Task requirements = Give, as a bare number, the count of lines that contain the word "this".

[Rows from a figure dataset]
★ ★ ★

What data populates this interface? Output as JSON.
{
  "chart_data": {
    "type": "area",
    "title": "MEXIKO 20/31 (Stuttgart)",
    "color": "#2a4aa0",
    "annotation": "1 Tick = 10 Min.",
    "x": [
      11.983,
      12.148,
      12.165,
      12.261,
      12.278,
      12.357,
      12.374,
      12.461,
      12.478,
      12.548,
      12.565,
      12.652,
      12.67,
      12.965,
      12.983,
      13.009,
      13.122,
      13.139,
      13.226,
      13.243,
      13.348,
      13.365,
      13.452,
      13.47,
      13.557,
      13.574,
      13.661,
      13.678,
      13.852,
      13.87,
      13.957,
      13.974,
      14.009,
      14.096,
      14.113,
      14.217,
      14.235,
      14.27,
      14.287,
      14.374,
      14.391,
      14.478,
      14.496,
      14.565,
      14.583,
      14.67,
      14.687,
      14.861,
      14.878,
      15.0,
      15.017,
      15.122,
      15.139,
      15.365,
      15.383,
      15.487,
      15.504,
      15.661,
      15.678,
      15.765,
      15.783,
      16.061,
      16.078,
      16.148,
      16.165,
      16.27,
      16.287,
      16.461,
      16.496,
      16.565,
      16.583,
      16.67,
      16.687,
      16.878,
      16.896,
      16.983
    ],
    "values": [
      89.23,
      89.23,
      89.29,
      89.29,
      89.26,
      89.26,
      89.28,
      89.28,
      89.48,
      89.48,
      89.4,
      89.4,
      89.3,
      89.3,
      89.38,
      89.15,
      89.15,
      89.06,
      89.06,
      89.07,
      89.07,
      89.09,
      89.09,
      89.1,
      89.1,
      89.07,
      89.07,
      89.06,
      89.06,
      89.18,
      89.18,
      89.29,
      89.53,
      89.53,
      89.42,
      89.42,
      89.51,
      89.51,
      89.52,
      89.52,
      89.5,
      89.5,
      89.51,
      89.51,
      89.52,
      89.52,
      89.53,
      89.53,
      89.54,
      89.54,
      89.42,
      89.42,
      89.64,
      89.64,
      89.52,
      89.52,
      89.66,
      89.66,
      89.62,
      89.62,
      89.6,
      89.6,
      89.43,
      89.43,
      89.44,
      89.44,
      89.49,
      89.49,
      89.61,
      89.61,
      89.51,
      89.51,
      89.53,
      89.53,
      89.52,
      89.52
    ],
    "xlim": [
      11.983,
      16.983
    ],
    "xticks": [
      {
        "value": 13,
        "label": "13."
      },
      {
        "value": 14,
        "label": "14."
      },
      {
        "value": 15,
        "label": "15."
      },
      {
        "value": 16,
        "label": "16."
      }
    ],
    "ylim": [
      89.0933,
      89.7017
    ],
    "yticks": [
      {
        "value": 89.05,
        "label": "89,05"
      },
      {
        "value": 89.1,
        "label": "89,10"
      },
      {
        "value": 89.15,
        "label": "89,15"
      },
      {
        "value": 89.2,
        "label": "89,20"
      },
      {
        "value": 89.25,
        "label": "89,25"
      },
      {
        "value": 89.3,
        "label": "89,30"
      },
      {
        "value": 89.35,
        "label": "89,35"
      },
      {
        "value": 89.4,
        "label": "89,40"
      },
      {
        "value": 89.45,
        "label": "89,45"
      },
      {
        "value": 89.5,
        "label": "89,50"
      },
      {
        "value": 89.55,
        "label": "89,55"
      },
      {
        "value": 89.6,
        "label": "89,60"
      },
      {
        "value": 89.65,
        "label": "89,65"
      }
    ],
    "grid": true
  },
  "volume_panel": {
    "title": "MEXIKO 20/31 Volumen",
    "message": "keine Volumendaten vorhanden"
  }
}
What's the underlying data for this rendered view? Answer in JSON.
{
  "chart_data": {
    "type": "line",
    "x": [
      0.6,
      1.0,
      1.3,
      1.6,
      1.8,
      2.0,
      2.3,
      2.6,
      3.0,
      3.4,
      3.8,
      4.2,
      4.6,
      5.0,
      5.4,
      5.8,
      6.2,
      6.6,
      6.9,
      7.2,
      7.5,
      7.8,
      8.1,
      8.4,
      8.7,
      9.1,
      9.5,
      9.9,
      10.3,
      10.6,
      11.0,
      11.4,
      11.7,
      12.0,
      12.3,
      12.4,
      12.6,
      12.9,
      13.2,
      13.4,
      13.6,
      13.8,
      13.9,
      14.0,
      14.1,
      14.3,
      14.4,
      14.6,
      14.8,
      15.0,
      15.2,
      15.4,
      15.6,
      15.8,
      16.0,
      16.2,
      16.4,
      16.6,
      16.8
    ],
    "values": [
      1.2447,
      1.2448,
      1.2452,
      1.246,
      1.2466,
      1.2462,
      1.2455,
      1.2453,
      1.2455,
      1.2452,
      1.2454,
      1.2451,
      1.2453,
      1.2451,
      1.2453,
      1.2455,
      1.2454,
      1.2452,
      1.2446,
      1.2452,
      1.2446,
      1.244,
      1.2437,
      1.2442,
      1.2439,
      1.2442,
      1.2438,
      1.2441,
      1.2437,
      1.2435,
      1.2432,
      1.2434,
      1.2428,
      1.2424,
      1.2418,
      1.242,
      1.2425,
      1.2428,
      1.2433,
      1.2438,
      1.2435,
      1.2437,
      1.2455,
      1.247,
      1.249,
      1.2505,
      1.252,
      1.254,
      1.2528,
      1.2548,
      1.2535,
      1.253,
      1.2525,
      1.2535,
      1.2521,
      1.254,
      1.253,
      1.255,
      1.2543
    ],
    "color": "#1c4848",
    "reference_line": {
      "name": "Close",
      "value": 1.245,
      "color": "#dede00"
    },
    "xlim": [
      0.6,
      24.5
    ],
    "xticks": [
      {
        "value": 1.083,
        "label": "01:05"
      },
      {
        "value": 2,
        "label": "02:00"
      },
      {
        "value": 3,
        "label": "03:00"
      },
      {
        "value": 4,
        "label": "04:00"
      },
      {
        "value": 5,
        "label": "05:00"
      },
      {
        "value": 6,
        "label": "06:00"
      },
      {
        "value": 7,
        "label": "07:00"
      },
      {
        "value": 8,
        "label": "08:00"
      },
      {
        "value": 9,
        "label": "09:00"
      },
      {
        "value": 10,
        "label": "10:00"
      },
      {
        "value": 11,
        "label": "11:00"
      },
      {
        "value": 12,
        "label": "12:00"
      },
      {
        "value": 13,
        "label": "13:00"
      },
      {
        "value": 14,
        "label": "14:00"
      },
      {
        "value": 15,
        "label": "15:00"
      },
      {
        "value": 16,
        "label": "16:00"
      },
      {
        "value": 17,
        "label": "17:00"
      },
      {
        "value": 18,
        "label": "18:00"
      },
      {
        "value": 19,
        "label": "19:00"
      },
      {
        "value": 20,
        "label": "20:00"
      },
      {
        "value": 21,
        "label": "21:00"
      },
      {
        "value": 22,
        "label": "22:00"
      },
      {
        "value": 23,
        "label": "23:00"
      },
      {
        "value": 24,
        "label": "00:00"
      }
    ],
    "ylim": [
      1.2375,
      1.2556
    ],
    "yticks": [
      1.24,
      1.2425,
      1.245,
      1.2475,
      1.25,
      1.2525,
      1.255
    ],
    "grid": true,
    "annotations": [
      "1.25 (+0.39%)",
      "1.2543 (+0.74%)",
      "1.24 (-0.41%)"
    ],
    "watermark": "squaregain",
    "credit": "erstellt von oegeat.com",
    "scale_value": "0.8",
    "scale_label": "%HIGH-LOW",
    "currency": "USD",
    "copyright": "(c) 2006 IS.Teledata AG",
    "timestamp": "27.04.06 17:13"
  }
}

★ ★ ★

Final answer = 2